(Saved entries)
--*--
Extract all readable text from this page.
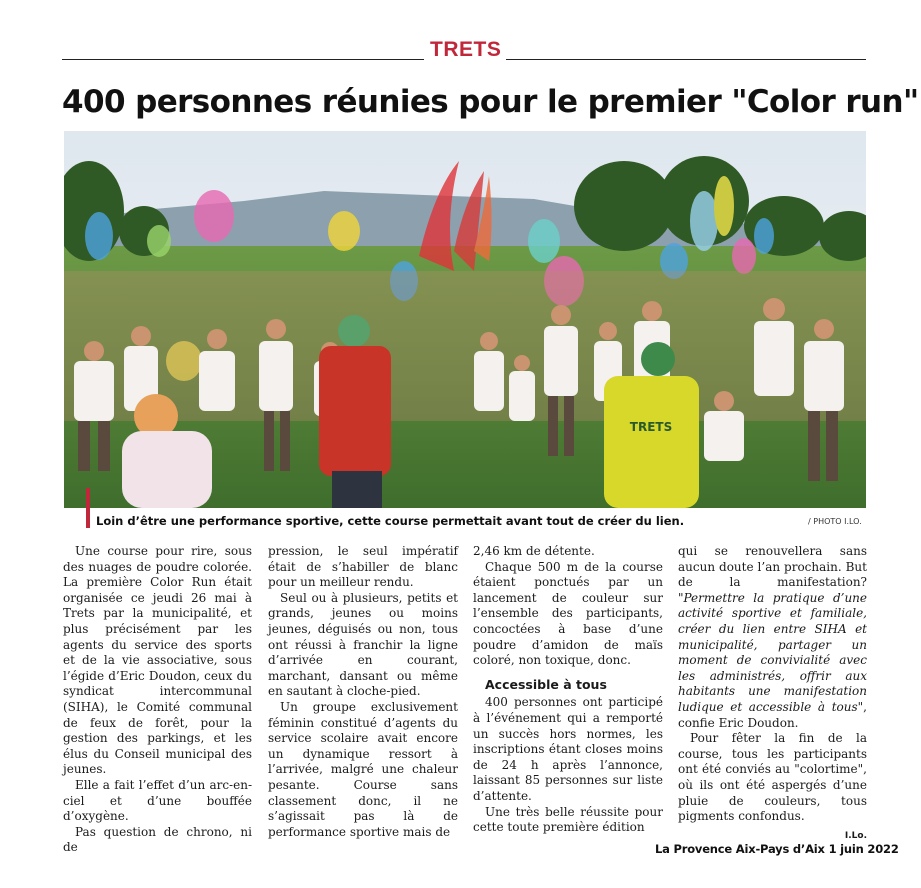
TRETS
400 personnes réunies pour le premier "Color run"
TRETS
Loin d’être une performance sportive, cette course permettait avant tout de créer du lien.	/ PHOTO I.LO.

Une course pour rire, sous des nuages de poudre colorée. La première Color Run était organisée ce jeudi 26 mai à Trets par la municipalité, et plus précisément par les agents du service des sports et de la vie associative, sous l’égide d’Eric Doudon, ceux du syndicat intercommunal (SIHA), le Comité communal de feux de forêt, pour la gestion des parkings, et les élus du Conseil municipal des jeunes.

Elle a fait l’effet d’un arc-en-ciel et d’une bouffée d’oxygène.

Pas question de chrono, ni de

pression, le seul impératif était de s’habiller de blanc pour un meilleur rendu.

Seul ou à plusieurs, petits et grands, jeunes ou moins jeunes, déguisés ou non, tous ont réussi à franchir la ligne d’arrivée en courant, marchant, dansant ou même en sautant à cloche-pied.

Un groupe exclusivement féminin constitué d’agents du service scolaire avait encore un dynamique ressort à l’arrivée, malgré une chaleur pesante. Course sans classement donc, il ne s’agissait pas là de performance sportive mais de

2,46 km de détente.

Chaque 500 m de la course étaient ponctués par un lancement de couleur sur l’ensemble des participants, concoctées à base d’une poudre d’amidon de maïs coloré, non toxique, donc.

Accessible à tous

400 personnes ont participé à l’événement qui a remporté un succès hors normes, les inscriptions étant closes moins de 24 h après l’annonce, laissant 85 personnes sur liste d’attente.

Une très belle réussite pour cette toute première édition

qui se renouvellera sans aucun doute l’an prochain. But de la manifestation? "Permettre la pratique d’une activité sportive et familiale, créer du lien entre SIHA et municipalité, partager un moment de convivialité avec les administrés, offrir aux habitants une manifestation ludique et accessible à tous", confie Eric Doudon.

Pour fêter la fin de la course, tous les participants ont été conviés au "colortime", où ils ont été aspergés d’une pluie de couleurs, tous pigments confondus.

I.Lo.
La Provence Aix-Pays d’Aix 1 juin 2022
--*--
- [PROBLEM STATEMENT]
Strip the images and reproduce the remaining records precisely.

- [THE RESULT]
Extract all readable text from this page.
TRETS
400 personnes réunies pour le premier "Color run"
TRETS
Loin d’être une performance sportive, cette course permettait avant tout de créer du lien.	/ PHOTO I.LO.

Une course pour rire, sous des nuages de poudre colorée. La première Color Run était organisée ce jeudi 26 mai à Trets par la municipalité, et plus précisément par les agents du service des sports et de la vie associative, sous l’égide d’Eric Doudon, ceux du syndicat intercommunal (SIHA), le Comité communal de feux de forêt, pour la gestion des parkings, et les élus du Conseil municipal des jeunes.

Elle a fait l’effet d’un arc-en-ciel et d’une bouffée d’oxygène.

Pas question de chrono, ni de

pression, le seul impératif était de s’habiller de blanc pour un meilleur rendu.

Seul ou à plusieurs, petits et grands, jeunes ou moins jeunes, déguisés ou non, tous ont réussi à franchir la ligne d’arrivée en courant, marchant, dansant ou même en sautant à cloche-pied.

Un groupe exclusivement féminin constitué d’agents du service scolaire avait encore un dynamique ressort à l’arrivée, malgré une chaleur pesante. Course sans classement donc, il ne s’agissait pas là de performance sportive mais de

2,46 km de détente.

Chaque 500 m de la course étaient ponctués par un lancement de couleur sur l’ensemble des participants, concoctées à base d’une poudre d’amidon de maïs coloré, non toxique, donc.

Accessible à tous

400 personnes ont participé à l’événement qui a remporté un succès hors normes, les inscriptions étant closes moins de 24 h après l’annonce, laissant 85 personnes sur liste d’attente.

Une très belle réussite pour cette toute première édition

qui se renouvellera sans aucun doute l’an prochain. But de la manifestation? "Permettre la pratique d’une activité sportive et familiale, créer du lien entre SIHA et municipalité, partager un moment de convivialité avec les administrés, offrir aux habitants une manifestation ludique et accessible à tous", confie Eric Doudon.

Pour fêter la fin de la course, tous les participants ont été conviés au "colortime", où ils ont été aspergés d’une pluie de couleurs, tous pigments confondus.

I.Lo.
La Provence Aix-Pays d’Aix 1 juin 2022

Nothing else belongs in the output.